DATA SUPPLIED:
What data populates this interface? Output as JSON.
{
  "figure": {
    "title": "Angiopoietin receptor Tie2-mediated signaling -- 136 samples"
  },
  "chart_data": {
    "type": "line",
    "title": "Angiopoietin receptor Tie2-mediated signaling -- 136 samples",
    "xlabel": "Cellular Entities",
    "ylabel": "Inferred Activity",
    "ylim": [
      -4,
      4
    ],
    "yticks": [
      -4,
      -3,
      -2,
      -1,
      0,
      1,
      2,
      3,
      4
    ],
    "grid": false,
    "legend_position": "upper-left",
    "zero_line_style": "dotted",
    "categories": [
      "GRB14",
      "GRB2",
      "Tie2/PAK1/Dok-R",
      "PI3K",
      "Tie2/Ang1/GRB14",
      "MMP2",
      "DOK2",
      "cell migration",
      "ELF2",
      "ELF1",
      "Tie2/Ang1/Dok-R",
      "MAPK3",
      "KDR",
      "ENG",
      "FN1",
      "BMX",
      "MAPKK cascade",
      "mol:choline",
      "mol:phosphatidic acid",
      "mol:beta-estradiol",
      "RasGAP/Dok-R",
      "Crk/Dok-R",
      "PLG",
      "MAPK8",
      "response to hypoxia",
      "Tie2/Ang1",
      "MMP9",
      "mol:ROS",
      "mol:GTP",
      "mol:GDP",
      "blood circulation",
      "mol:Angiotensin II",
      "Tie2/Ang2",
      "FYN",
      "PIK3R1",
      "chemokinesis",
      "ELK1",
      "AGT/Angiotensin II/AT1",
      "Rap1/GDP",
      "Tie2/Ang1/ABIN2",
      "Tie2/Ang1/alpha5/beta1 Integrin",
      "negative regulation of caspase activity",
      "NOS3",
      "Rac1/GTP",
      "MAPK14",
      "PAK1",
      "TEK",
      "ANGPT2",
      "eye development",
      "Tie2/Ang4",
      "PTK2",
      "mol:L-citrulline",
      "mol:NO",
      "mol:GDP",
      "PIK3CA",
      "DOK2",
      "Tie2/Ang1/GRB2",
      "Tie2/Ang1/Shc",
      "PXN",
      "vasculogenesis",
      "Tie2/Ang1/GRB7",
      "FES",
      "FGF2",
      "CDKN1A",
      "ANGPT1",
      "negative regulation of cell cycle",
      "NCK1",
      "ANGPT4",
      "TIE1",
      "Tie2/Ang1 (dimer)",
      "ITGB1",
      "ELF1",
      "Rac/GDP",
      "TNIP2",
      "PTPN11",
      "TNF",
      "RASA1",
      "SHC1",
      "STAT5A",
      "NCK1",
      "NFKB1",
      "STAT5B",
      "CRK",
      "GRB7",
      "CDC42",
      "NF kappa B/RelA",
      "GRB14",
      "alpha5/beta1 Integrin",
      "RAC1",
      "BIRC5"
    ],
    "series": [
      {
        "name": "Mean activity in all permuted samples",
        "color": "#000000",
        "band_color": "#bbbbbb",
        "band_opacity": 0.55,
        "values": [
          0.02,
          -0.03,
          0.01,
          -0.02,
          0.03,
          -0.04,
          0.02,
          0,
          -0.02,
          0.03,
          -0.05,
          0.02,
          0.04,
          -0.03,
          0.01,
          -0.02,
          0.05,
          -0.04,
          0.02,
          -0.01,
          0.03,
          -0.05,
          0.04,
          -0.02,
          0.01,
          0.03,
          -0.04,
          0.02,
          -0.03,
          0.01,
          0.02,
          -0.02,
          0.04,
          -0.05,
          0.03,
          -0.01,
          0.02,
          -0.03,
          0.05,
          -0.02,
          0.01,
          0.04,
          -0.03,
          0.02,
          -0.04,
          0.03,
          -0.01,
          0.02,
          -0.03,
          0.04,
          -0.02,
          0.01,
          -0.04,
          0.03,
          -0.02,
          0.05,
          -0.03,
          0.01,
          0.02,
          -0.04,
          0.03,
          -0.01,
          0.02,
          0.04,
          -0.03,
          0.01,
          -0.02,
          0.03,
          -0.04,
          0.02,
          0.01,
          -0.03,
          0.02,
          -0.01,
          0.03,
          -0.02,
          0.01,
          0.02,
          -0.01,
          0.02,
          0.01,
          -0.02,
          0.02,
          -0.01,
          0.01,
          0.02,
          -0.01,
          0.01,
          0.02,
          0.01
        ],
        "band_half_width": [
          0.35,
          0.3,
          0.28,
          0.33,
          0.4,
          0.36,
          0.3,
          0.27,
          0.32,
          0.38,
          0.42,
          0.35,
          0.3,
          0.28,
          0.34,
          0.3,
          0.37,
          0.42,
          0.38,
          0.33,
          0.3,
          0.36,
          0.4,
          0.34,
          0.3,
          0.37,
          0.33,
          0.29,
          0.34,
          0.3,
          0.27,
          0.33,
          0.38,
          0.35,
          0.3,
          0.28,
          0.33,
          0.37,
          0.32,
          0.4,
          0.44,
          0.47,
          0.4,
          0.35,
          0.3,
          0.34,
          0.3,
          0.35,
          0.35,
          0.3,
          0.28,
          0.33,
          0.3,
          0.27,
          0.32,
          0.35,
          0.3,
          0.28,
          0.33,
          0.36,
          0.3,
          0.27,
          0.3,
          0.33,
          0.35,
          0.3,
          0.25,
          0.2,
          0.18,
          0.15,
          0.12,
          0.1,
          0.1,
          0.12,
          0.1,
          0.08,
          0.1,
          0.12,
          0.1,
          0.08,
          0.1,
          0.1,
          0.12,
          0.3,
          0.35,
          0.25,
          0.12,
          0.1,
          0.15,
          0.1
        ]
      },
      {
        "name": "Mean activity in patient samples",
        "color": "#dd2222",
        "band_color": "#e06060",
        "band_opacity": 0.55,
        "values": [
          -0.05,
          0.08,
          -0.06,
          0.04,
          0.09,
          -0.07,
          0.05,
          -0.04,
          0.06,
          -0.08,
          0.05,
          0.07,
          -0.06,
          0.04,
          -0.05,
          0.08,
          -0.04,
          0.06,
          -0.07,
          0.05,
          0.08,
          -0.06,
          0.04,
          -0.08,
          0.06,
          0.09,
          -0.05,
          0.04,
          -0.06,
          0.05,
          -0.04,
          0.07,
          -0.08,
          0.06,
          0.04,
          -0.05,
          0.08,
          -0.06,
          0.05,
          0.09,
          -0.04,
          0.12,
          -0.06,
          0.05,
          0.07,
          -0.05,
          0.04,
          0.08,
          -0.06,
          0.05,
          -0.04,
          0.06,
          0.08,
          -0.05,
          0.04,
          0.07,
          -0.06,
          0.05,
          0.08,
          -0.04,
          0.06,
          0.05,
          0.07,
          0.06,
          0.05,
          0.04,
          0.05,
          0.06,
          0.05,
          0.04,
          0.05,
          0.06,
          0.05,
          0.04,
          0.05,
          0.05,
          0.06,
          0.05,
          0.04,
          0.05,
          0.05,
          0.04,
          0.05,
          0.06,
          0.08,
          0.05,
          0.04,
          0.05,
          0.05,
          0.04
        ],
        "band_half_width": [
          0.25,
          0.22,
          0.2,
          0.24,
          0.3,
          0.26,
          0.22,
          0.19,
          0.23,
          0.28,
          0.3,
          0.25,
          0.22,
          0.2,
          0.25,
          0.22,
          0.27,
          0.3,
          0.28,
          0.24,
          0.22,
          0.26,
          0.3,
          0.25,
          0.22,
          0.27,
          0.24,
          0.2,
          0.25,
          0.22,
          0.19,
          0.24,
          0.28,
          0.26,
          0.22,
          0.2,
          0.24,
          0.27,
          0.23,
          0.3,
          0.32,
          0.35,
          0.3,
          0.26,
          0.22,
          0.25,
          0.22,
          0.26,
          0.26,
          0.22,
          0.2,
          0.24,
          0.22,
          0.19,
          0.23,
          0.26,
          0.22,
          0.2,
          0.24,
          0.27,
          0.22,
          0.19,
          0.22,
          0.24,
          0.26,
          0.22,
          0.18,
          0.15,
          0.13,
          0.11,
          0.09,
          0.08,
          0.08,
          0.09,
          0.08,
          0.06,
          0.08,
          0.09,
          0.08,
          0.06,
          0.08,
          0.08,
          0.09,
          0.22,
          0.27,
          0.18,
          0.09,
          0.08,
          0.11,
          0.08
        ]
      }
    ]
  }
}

TASK DIRECTIONS: Tell how many lines of the listing include the word "regulation"; the number alone is the answer.

SOLUTION TO THIS TASK: 2